§ **WHAT NEEDS TO BE DONE**
In the data below, find each line containing the string "STORE" and return it.

========

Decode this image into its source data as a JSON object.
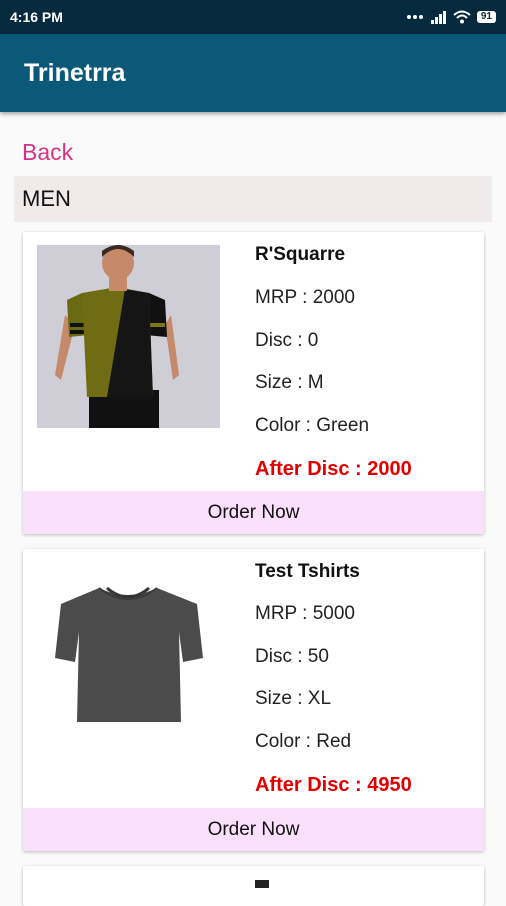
{
  "status_bar": {
    "time": "4:16 PM",
    "battery": "91"
  },
  "app_bar": {
    "title": "Trinetrra"
  },
  "nav": {
    "back_label": "Back"
  },
  "category": {
    "title": "MEN"
  },
  "products": [
    {
      "name": "R'Squarre",
      "mrp": "MRP : 2000",
      "disc": "Disc : 0",
      "size": "Size : M",
      "color": "Color : Green",
      "after_disc": "After Disc : 2000",
      "order_label": "Order Now"
    },
    {
      "name": "Test Tshirts",
      "mrp": "MRP : 5000",
      "disc": "Disc : 50",
      "size": "Size : XL",
      "color": "Color : Red",
      "after_disc": "After Disc : 4950",
      "order_label": "Order Now"
    }
  ],
  "colors": {
    "status_bar": "#052a3d",
    "app_bar": "#0b5878",
    "back_link": "#d63384",
    "category_bg": "#f1eaea",
    "after_disc": "#e00000",
    "order_bg": "#fbe0fb"
  }
}
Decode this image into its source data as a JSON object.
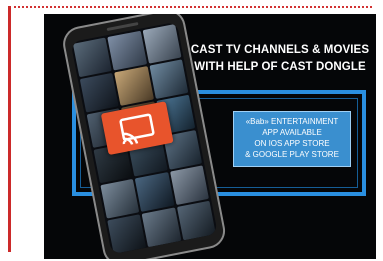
{
  "ad": {
    "headline_line1": "CAST TV CHANNELS & MOVIES",
    "headline_line2": "WITH HELP OF CAST DONGLE",
    "info_line1": "«Bab» ENTERTAINMENT",
    "info_line2": "APP AVAILABLE",
    "info_line3": "ON IOS APP STORE",
    "info_line4": "& GOOGLE PLAY STORE"
  },
  "colors": {
    "accent_red": "#cc2a2a",
    "frame_blue": "#2a8fe0",
    "info_blue": "#3a8fcf",
    "cast_orange": "#e8542c"
  },
  "icons": {
    "cast": "cast-icon"
  }
}
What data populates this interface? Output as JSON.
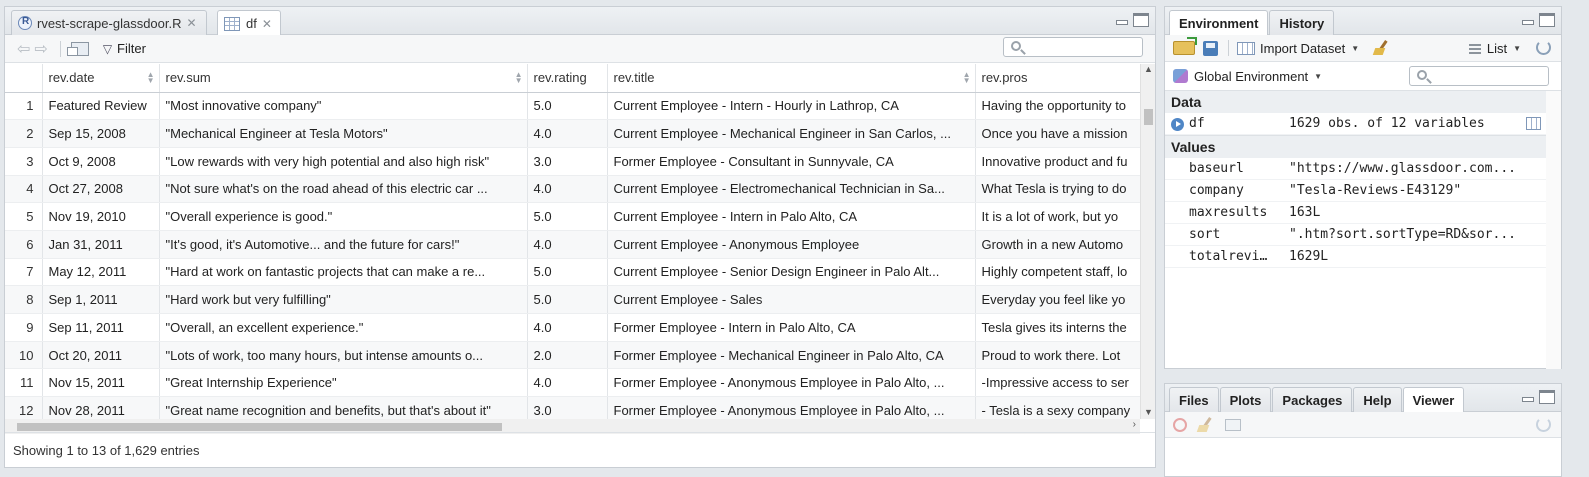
{
  "source_tabs": [
    {
      "label": "rvest-scrape-glassdoor.R",
      "icon": "r-file-icon",
      "active": false
    },
    {
      "label": "df",
      "icon": "table-icon",
      "active": true
    }
  ],
  "toolbar": {
    "filter_label": "Filter",
    "search_placeholder": ""
  },
  "grid": {
    "columns": [
      "rev.date",
      "rev.sum",
      "rev.rating",
      "rev.title",
      "rev.pros"
    ],
    "rows": [
      {
        "n": "1",
        "date": "Featured Review",
        "sum": "\"Most innovative company\"",
        "rating": "5.0",
        "title": "Current Employee - Intern - Hourly in Lathrop, CA",
        "pros": "Having the opportunity to"
      },
      {
        "n": "2",
        "date": "Sep 15, 2008",
        "sum": "\"Mechanical Engineer at Tesla Motors\"",
        "rating": "4.0",
        "title": "Current Employee - Mechanical Engineer in San Carlos, ...",
        "pros": "Once you have a mission"
      },
      {
        "n": "3",
        "date": "Oct 9, 2008",
        "sum": "\"Low rewards with very high potential and also high risk\"",
        "rating": "3.0",
        "title": "Former Employee - Consultant in Sunnyvale, CA",
        "pros": "Innovative product and fu"
      },
      {
        "n": "4",
        "date": "Oct 27, 2008",
        "sum": "\"Not sure what's on the road ahead of this electric car ...",
        "rating": "4.0",
        "title": "Current Employee - Electromechanical Technician in Sa...",
        "pros": "What Tesla is trying to do"
      },
      {
        "n": "5",
        "date": "Nov 19, 2010",
        "sum": "\"Overall experience is good.\"",
        "rating": "5.0",
        "title": "Current Employee - Intern in Palo Alto, CA",
        "pros": "It is a lot of work, but yo"
      },
      {
        "n": "6",
        "date": "Jan 31, 2011",
        "sum": "\"It's good, it's Automotive... and the future for cars!\"",
        "rating": "4.0",
        "title": "Current Employee - Anonymous Employee",
        "pros": "Growth in a new Automo"
      },
      {
        "n": "7",
        "date": "May 12, 2011",
        "sum": "\"Hard at work on fantastic projects that can make a re...",
        "rating": "5.0",
        "title": "Current Employee - Senior Design Engineer in Palo Alt...",
        "pros": "Highly competent staff, lo"
      },
      {
        "n": "8",
        "date": "Sep 1, 2011",
        "sum": "\"Hard work but very fulfilling\"",
        "rating": "5.0",
        "title": "Current Employee - Sales",
        "pros": "Everyday you feel like yo"
      },
      {
        "n": "9",
        "date": "Sep 11, 2011",
        "sum": "\"Overall, an excellent experience.\"",
        "rating": "4.0",
        "title": "Former Employee - Intern in Palo Alto, CA",
        "pros": "Tesla gives its interns the"
      },
      {
        "n": "10",
        "date": "Oct 20, 2011",
        "sum": "\"Lots of work, too many hours, but intense amounts o...",
        "rating": "2.0",
        "title": "Former Employee - Mechanical Engineer in Palo Alto, CA",
        "pros": "Proud to work there. Lot"
      },
      {
        "n": "11",
        "date": "Nov 15, 2011",
        "sum": "\"Great Internship Experience\"",
        "rating": "4.0",
        "title": "Former Employee - Anonymous Employee in Palo Alto, ...",
        "pros": "-Impressive access to ser"
      },
      {
        "n": "12",
        "date": "Nov 28, 2011",
        "sum": "\"Great name recognition and benefits, but that's about it\"",
        "rating": "3.0",
        "title": "Former Employee - Anonymous Employee in Palo Alto, ...",
        "pros": "- Tesla is a sexy company"
      }
    ]
  },
  "status_text": "Showing 1 to 13 of 1,629 entries",
  "env_pane": {
    "tabs": [
      "Environment",
      "History"
    ],
    "import_label": "Import Dataset",
    "list_label": "List",
    "env_selector": "Global Environment",
    "data_header": "Data",
    "values_header": "Values",
    "data_items": [
      {
        "name": "df",
        "value": "1629 obs. of 12 variables"
      }
    ],
    "value_items": [
      {
        "name": "baseurl",
        "value": "\"https://www.glassdoor.com..."
      },
      {
        "name": "company",
        "value": "\"Tesla-Reviews-E43129\""
      },
      {
        "name": "maxresults",
        "value": "163L"
      },
      {
        "name": "sort",
        "value": "\".htm?sort.sortType=RD&sor..."
      },
      {
        "name": "totalrevi…",
        "value": "1629L"
      }
    ]
  },
  "files_pane": {
    "tabs": [
      "Files",
      "Plots",
      "Packages",
      "Help",
      "Viewer"
    ],
    "active_tab": "Viewer"
  }
}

========

§ **WRITTEN RESPONSE**
    "info_line3": "ON IOS APP STORE",
    "info_line4": "& GOOGLE PLAY STORE"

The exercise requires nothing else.